┌─ DATASET RECORDS
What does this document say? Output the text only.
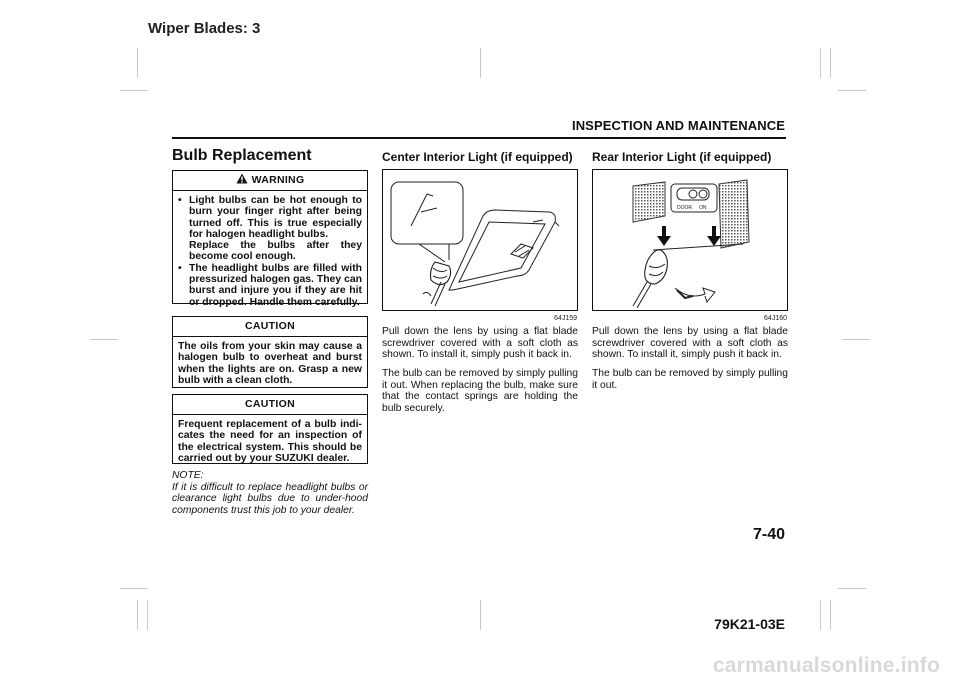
Wiper Blades: 3
INSPECTION AND MAINTENANCE
Bulb Replacement
WARNING
• Light bulbs can be hot enough to burn your finger right after being turned off. This is true especially for halogen headlight bulbs.
Replace the bulbs after they become cool enough.
• The headlight bulbs are filled with pressurized halogen gas. They can burst and injure you if they are hit or dropped. Handle them carefully.
CAUTION
The oils from your skin may cause a halogen bulb to overheat and burst when the lights are on. Grasp a new bulb with a clean cloth.
CAUTION
Frequent replacement of a bulb indi-cates the need for an inspection of the electrical system. This should be carried out by your SUZUKI dealer.
NOTE:
If it is difficult to replace headlight bulbs or clearance light bulbs due to under-hood components trust this job to your dealer.
Center Interior Light (if equipped)
64J159
Pull down the lens by using a flat blade screwdriver covered with a soft cloth as shown. To install it, simply push it back in.
The bulb can be removed by simply pulling it out. When replacing the bulb, make sure that the contact springs are holding the bulb securely.
Rear Interior Light (if equipped)
DOOR ON
64J160
Pull down the lens by using a flat blade screwdriver covered with a soft cloth as shown. To install it, simply push it back in.
The bulb can be removed by simply pulling it out.
7-40
79K21-03E
carmanualsonline.info
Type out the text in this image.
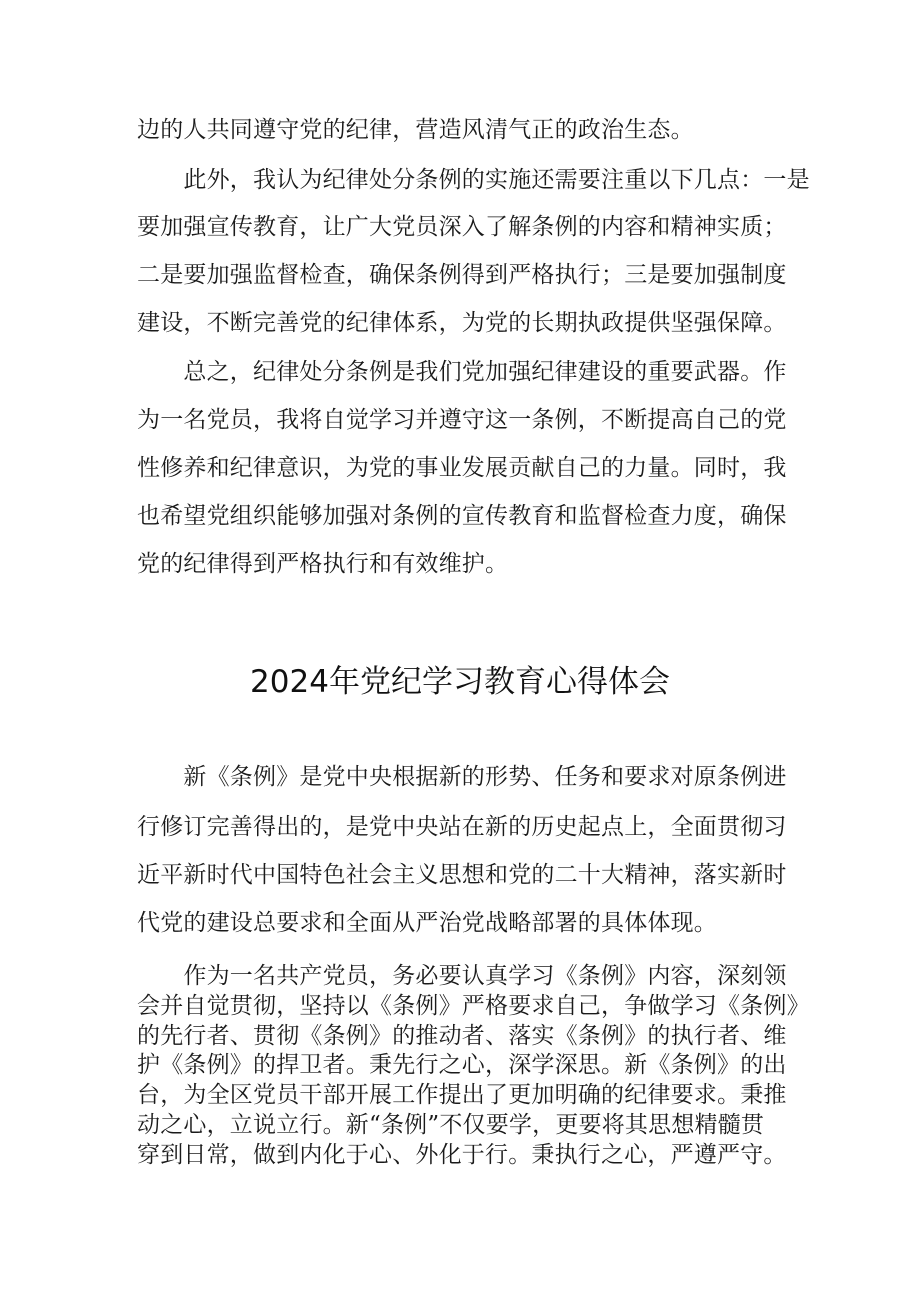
边的人共同遵守党的纪律，营造风清气正的政治生态。
　　此外，我认为纪律处分条例的实施还需要注重以下几点：一是
要加强宣传教育，让广大党员深入了解条例的内容和精神实质；
二是要加强监督检查，确保条例得到严格执行；三是要加强制度
建设，不断完善党的纪律体系，为党的长期执政提供坚强保障。
　　总之，纪律处分条例是我们党加强纪律建设的重要武器。作
为一名党员，我将自觉学习并遵守这一条例，不断提高自己的党
性修养和纪律意识，为党的事业发展贡献自己的力量。同时，我
也希望党组织能够加强对条例的宣传教育和监督检查力度，确保
党的纪律得到严格执行和有效维护。
2024年党纪学习教育心得体会
　　新《条例》是党中央根据新的形势、任务和要求对原条例进
行修订完善得出的，是党中央站在新的历史起点上，全面贯彻习
近平新时代中国特色社会主义思想和党的二十大精神，落实新时
代党的建设总要求和全面从严治党战略部署的具体体现。
　　作为一名共产党员，务必要认真学习《条例》内容，深刻领
会并自觉贯彻，坚持以《条例》严格要求自己，争做学习《条例》
的先行者、贯彻《条例》的推动者、落实《条例》的执行者、维
护《条例》的捍卫者。秉先行之心，深学深思。新《条例》的出
台，为全区党员干部开展工作提出了更加明确的纪律要求。秉推
动之心，立说立行。新“条例”不仅要学，更要将其思想精髓贯
穿到日常，做到内化于心、外化于行。秉执行之心，严遵严守。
└─
■ **GIVEN INSTRUCTION**:
Pictures don't belong in the copy. Transcribe every record exactly as it appears.

■ **RESPONSE TO THE EXERCISE**:
What does this document say? Output the text only.
Wiper Blades: 3
INSPECTION AND MAINTENANCE
Bulb Replacement
WARNING
• Light bulbs can be hot enough to burn your finger right after being turned off. This is true especially for halogen headlight bulbs.
Replace the bulbs after they become cool enough.
• The headlight bulbs are filled with pressurized halogen gas. They can burst and injure you if they are hit or dropped. Handle them carefully.
CAUTION
The oils from your skin may cause a halogen bulb to overheat and burst when the lights are on. Grasp a new bulb with a clean cloth.
CAUTION
Frequent replacement of a bulb indi-cates the need for an inspection of the electrical system. This should be carried out by your SUZUKI dealer.
NOTE:
If it is difficult to replace headlight bulbs or clearance light bulbs due to under-hood components trust this job to your dealer.
Center Interior Light (if equipped)
64J159
Pull down the lens by using a flat blade screwdriver covered with a soft cloth as shown. To install it, simply push it back in.
The bulb can be removed by simply pulling it out. When replacing the bulb, make sure that the contact springs are holding the bulb securely.
Rear Interior Light (if equipped)
DOOR ON
64J160
Pull down the lens by using a flat blade screwdriver covered with a soft cloth as shown. To install it, simply push it back in.
The bulb can be removed by simply pulling it out.
7-40
79K21-03E
carmanualsonline.info
Type out the text in this image.
边的人共同遵守党的纪律，营造风清气正的政治生态。
　　此外，我认为纪律处分条例的实施还需要注重以下几点：一是
要加强宣传教育，让广大党员深入了解条例的内容和精神实质；
二是要加强监督检查，确保条例得到严格执行；三是要加强制度
建设，不断完善党的纪律体系，为党的长期执政提供坚强保障。
　　总之，纪律处分条例是我们党加强纪律建设的重要武器。作
为一名党员，我将自觉学习并遵守这一条例，不断提高自己的党
性修养和纪律意识，为党的事业发展贡献自己的力量。同时，我
也希望党组织能够加强对条例的宣传教育和监督检查力度，确保
党的纪律得到严格执行和有效维护。
2024年党纪学习教育心得体会
　　新《条例》是党中央根据新的形势、任务和要求对原条例进
行修订完善得出的，是党中央站在新的历史起点上，全面贯彻习
近平新时代中国特色社会主义思想和党的二十大精神，落实新时
代党的建设总要求和全面从严治党战略部署的具体体现。
　　作为一名共产党员，务必要认真学习《条例》内容，深刻领
会并自觉贯彻，坚持以《条例》严格要求自己，争做学习《条例》
的先行者、贯彻《条例》的推动者、落实《条例》的执行者、维
护《条例》的捍卫者。秉先行之心，深学深思。新《条例》的出
台，为全区党员干部开展工作提出了更加明确的纪律要求。秉推
动之心，立说立行。新“条例”不仅要学，更要将其思想精髓贯
穿到日常，做到内化于心、外化于行。秉执行之心，严遵严守。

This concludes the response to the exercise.